■ **Exercise directions**:
Copy out the data below verbatim.
---------- Data provided
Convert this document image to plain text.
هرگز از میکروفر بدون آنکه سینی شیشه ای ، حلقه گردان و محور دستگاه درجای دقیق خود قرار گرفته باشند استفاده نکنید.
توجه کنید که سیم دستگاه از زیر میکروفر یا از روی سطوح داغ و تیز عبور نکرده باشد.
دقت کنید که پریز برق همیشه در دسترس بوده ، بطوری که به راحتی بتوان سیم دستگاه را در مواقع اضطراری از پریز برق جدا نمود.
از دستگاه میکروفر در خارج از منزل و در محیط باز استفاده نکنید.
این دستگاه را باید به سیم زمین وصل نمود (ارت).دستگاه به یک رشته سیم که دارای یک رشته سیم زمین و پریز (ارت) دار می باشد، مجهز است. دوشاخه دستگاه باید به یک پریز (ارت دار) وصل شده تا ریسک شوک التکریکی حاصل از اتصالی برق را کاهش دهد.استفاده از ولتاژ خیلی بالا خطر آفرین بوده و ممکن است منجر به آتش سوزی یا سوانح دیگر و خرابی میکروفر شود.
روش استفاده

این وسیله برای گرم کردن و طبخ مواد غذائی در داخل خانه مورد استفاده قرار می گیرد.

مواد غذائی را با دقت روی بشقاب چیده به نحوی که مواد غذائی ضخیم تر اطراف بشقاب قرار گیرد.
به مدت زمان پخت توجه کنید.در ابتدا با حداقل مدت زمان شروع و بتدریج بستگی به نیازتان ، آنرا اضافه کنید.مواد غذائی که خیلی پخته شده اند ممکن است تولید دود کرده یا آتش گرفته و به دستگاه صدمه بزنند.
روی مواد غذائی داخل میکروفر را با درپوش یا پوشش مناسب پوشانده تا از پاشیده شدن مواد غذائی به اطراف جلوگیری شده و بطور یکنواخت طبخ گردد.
--------------------
■ **Exercise solution**:
Convert this document image to plain text.
هرگز از میکروفر بدون آنکه سینی شیشه ای ، حلقه گردان و محور دستگاه درجای دقیق خود قرار گرفته باشند استفاده نکنید.
توجه کنید که سیم دستگاه از زیر میکروفر یا از روی سطوح داغ و تیز عبور نکرده باشد.
دقت کنید که پریز برق همیشه در دسترس بوده ، بطوری که به راحتی بتوان سیم دستگاه را در مواقع اضطراری از پریز برق جدا نمود.
از دستگاه میکروفر در خارج از منزل و در محیط باز استفاده نکنید.
این دستگاه را باید به سیم زمین وصل نمود (ارت).دستگاه به یک رشته سیم که دارای یک رشته سیم زمین و پریز (ارت) دار می باشد، مجهز است. دوشاخه دستگاه باید به یک پریز (ارت دار) وصل شده تا ریسک شوک التکریکی حاصل از اتصالی برق را کاهش دهد.استفاده از ولتاژ خیلی بالا خطر آفرین بوده و ممکن است منجر به آتش سوزی یا سوانح دیگر و خرابی میکروفر شود.
روش استفاده

این وسیله برای گرم کردن و طبخ مواد غذائی در داخل خانه مورد استفاده قرار می گیرد.

مواد غذائی را با دقت روی بشقاب چیده به نحوی که مواد غذائی ضخیم تر اطراف بشقاب قرار گیرد.
به مدت زمان پخت توجه کنید.در ابتدا با حداقل مدت زمان شروع و بتدریج بستگی به نیازتان ، آنرا اضافه کنید.مواد غذائی که خیلی پخته شده اند ممکن است تولید دود کرده یا آتش گرفته و به دستگاه صدمه بزنند.
روی مواد غذائی داخل میکروفر را با درپوش یا پوشش مناسب پوشانده تا از پاشیده شدن مواد غذائی به اطراف جلوگیری شده و بطور یکنواخت طبخ گردد.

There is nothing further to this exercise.